--- Start ---

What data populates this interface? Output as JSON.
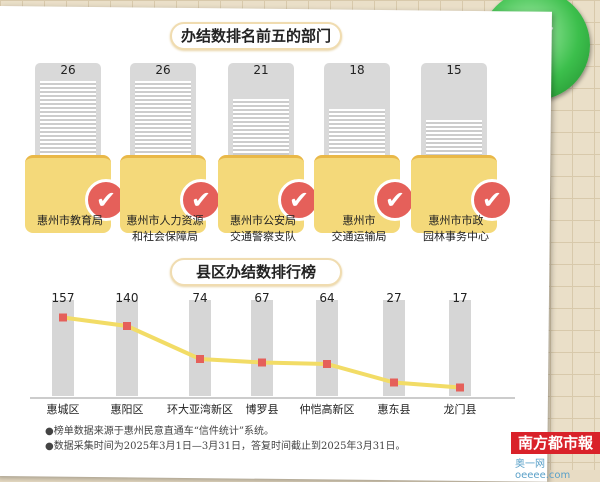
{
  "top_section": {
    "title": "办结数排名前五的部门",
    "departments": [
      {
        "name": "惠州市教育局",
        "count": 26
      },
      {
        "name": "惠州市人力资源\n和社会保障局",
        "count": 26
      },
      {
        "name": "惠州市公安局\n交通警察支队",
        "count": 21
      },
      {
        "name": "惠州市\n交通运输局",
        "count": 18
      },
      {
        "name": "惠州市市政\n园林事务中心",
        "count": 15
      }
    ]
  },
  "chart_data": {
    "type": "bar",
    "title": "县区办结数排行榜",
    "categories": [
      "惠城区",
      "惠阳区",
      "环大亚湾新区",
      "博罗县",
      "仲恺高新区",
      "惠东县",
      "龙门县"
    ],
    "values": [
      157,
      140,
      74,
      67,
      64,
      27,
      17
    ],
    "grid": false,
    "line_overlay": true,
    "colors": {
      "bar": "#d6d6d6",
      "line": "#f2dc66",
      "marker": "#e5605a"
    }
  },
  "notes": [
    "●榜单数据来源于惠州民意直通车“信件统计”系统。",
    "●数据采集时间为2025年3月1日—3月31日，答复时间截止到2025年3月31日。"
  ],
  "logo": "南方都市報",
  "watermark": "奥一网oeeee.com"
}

--- End ---
--- Start ---

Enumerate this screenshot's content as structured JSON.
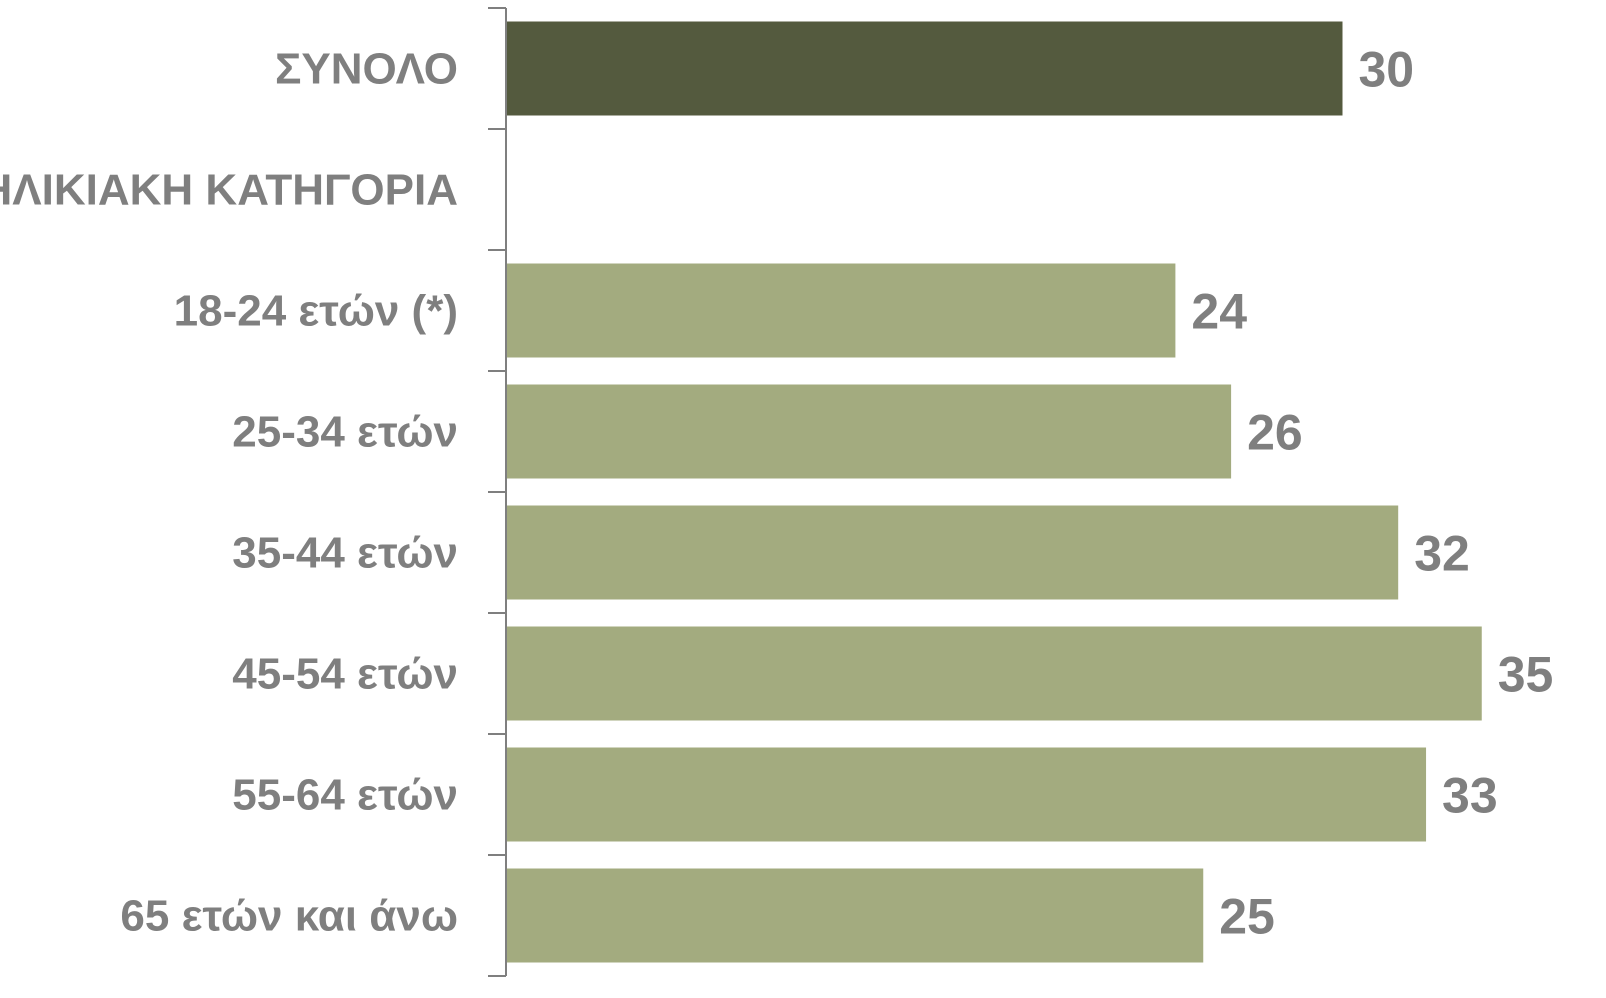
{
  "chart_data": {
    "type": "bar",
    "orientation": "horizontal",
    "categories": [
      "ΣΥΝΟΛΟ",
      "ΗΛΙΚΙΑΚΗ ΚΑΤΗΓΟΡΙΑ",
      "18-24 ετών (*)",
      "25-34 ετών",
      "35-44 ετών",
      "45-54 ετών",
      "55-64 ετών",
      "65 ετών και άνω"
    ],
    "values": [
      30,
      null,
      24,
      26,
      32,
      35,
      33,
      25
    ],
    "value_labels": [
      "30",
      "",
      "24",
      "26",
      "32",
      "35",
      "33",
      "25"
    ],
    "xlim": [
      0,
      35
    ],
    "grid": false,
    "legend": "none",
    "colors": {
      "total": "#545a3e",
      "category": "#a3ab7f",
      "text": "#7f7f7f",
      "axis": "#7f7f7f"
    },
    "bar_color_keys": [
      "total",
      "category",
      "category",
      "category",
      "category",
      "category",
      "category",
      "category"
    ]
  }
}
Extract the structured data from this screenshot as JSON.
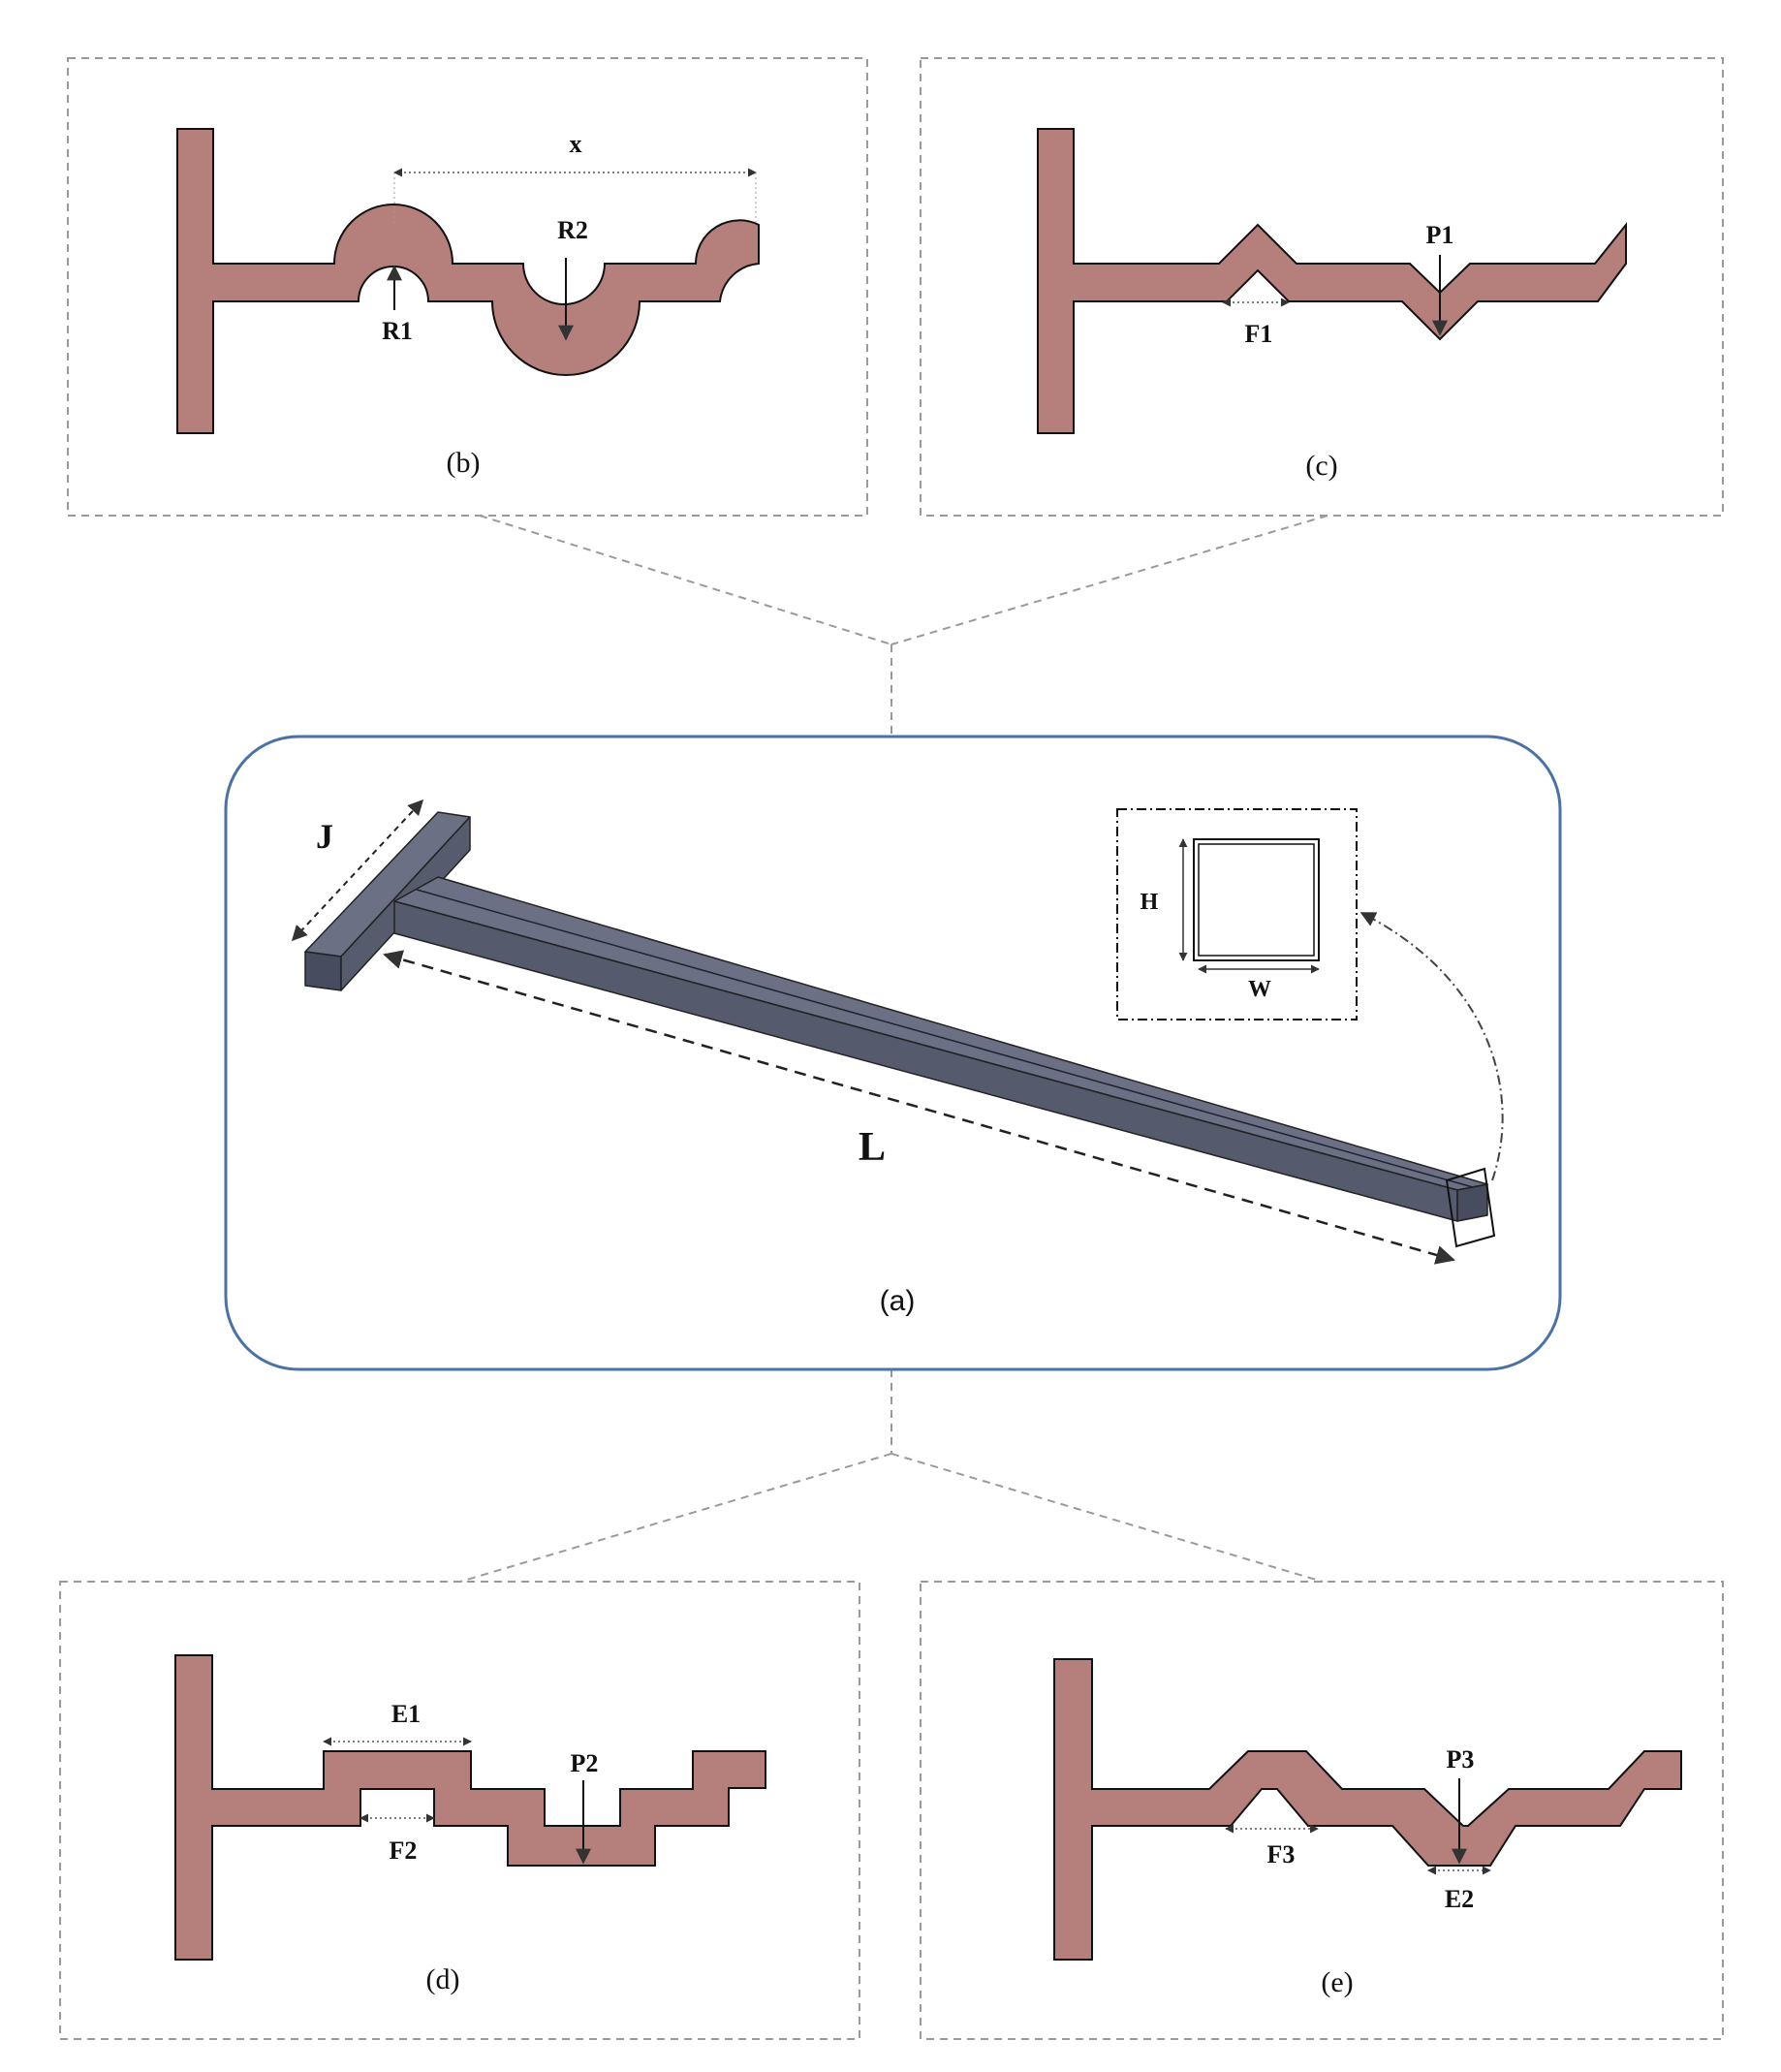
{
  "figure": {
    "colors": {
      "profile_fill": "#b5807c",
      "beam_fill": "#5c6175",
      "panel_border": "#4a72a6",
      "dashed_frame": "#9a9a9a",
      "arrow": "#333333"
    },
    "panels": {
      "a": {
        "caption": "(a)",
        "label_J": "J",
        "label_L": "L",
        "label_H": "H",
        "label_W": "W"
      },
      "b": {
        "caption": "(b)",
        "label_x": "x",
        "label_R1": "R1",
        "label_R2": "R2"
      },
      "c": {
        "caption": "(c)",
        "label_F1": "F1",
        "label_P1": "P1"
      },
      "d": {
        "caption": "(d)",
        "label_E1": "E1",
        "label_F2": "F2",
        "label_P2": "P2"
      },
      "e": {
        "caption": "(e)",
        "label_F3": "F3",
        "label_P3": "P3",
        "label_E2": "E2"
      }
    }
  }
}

--- End ---

- **Directions**
Pull every line containing the word "name" out of the material and copy it.

- **Finished answer**
        "name": "惠州市教育局",
        "name": "惠州市人力资源\n和社会保障局",
        "name": "惠州市公安局\n交通警察支队",
        "name": "惠州市\n交通运输局",
        "name": "惠州市市政\n园林事务中心",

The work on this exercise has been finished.